Architecture

The module lifecycle stage: General Availability
The module has requirements for installation

The module operates in two modes depending on the dra.enabled configuration parameter: Device Plugin mode (default) and DRA mode (experimental).

Device Plugin mode

In this mode dra.enabled is set to false (default).

Deployed into namespace d8-nvidia-gpu:

Component	Kind	What it does
`node-feature-discovery-master`	Deployment	Collects hardware feature labels from workers and publishes them as node labels (`feature.node.kubernetes.io/`, `nvidia.com/`).
`node-feature-discovery-gc`	Deployment	Removes stale NFD labels from deleted nodes.
`node-feature-discovery-worker`	DaemonSet	Runs on every GPU node, detects PCI/USB devices and writes feature files for NFD master.
`gpu-feature-discovery-<ng>`	DaemonSet	Per-NodeGroup GFD: queries the GPU driver via NVML, writes detailed GPU feature files consumed by NFD master (`nvidia.com/gpu.count`, `nvidia.com/mig.capable`, etc.).
`nvidia-device-plugin-<ng>`	DaemonSet	Per-NodeGroup device plugin: exposes `nvidia.com/gpu` (Exclusive/TimeSlicing) or `nvidia.com/mig-<profile>` (MIG) resources to the Kubernetes scheduler.

● **Data section**:
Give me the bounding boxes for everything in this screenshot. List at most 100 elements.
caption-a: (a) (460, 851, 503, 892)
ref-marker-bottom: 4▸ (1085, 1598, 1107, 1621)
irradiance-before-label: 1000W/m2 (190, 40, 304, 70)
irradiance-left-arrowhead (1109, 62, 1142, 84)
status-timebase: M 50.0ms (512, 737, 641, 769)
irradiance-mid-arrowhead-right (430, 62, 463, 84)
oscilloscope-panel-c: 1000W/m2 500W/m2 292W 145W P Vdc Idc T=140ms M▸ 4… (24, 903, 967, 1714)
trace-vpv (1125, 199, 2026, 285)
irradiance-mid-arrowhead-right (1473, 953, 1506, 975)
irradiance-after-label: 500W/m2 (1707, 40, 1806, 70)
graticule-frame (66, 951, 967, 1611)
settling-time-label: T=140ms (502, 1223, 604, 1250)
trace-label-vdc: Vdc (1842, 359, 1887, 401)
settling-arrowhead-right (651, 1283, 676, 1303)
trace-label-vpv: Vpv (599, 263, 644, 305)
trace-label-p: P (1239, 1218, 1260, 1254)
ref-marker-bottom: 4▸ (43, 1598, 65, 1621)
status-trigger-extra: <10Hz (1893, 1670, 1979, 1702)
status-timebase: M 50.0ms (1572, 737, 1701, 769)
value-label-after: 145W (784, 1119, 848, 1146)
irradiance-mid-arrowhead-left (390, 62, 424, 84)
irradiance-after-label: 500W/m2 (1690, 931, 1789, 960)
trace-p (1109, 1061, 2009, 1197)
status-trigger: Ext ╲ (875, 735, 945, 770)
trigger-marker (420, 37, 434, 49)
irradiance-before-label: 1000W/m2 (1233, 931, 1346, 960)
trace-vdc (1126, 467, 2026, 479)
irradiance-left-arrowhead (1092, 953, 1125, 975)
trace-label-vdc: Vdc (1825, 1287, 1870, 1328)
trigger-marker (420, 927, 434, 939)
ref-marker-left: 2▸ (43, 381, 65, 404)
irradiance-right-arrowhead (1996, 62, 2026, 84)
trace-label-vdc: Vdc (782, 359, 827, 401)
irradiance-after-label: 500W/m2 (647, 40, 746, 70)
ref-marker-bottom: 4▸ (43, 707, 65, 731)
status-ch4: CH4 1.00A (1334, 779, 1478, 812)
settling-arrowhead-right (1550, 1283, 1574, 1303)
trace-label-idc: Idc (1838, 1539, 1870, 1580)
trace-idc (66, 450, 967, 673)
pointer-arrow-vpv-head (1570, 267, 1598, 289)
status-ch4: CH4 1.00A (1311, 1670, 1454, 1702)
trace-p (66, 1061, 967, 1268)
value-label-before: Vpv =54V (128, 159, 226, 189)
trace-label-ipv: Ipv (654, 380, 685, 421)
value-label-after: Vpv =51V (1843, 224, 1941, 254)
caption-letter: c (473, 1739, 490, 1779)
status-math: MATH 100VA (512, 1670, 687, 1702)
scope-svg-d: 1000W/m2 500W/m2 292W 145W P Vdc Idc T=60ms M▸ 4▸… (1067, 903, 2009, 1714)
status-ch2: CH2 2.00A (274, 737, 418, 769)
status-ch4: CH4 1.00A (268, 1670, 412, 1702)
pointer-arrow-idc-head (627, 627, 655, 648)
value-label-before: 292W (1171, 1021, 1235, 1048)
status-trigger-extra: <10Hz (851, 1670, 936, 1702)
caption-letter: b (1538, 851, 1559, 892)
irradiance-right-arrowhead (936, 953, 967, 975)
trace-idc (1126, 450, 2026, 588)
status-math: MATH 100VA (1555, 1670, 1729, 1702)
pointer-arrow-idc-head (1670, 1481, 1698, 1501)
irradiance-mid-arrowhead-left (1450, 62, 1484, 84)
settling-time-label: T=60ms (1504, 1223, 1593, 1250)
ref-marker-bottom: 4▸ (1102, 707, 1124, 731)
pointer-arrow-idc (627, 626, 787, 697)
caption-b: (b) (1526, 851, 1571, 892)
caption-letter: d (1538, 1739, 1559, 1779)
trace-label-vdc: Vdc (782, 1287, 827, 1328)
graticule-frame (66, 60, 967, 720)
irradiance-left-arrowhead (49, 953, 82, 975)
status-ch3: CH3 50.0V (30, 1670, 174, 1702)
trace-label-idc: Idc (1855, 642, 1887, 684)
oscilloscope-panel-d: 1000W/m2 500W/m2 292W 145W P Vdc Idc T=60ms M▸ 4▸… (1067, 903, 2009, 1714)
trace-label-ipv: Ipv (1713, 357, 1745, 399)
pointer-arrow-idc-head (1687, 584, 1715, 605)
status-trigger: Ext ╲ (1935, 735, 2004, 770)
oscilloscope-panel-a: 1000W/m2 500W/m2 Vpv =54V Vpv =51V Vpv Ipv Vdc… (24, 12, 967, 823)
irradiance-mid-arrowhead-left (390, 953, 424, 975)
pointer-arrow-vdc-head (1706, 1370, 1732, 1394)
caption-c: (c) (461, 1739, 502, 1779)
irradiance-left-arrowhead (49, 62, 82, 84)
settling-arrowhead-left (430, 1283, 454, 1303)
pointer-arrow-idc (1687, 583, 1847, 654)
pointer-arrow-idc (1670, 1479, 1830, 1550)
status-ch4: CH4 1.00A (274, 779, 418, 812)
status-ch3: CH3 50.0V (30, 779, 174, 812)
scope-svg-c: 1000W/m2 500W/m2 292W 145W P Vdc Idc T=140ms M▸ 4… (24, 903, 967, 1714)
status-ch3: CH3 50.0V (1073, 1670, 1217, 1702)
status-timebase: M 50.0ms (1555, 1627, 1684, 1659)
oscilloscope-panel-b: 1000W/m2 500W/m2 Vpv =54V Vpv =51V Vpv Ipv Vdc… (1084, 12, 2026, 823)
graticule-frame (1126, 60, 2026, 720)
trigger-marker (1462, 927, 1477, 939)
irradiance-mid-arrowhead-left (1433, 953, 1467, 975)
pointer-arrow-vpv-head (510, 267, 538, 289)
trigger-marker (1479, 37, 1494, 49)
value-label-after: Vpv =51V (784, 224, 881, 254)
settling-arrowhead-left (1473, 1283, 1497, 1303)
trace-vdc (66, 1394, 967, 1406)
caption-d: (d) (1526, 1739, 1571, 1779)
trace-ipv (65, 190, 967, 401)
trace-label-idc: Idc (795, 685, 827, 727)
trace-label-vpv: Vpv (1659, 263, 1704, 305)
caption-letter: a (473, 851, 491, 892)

● **Problems and tasks**:
(A) Transcribe part of the GPU module architecture page, beginning at the words "Deployed into namespace" and stopping after "for NFD master.".
(B) According to the GPU module architecture page, into which namespace are the components deployed in Device Plugin mode?
The records have no connection to the text.

● **Written answers**:
(A)
Deployed into namespace d8-nvidia-gpu:

Component	Kind	What it does
`node-feature-discovery-master`	Deployment	Collects hardware feature labels from workers and publishes them as node labels (`feature.node.kubernetes.io/`, `nvidia.com/`).
`node-feature-discovery-gc`	Deployment	Removes stale NFD labels from deleted nodes.
`node-feature-discovery-worker`	DaemonSet	Runs on every GPU node, detects PCI/USB devices and writes feature files for NFD master.

(B) d8-nvidia-gpu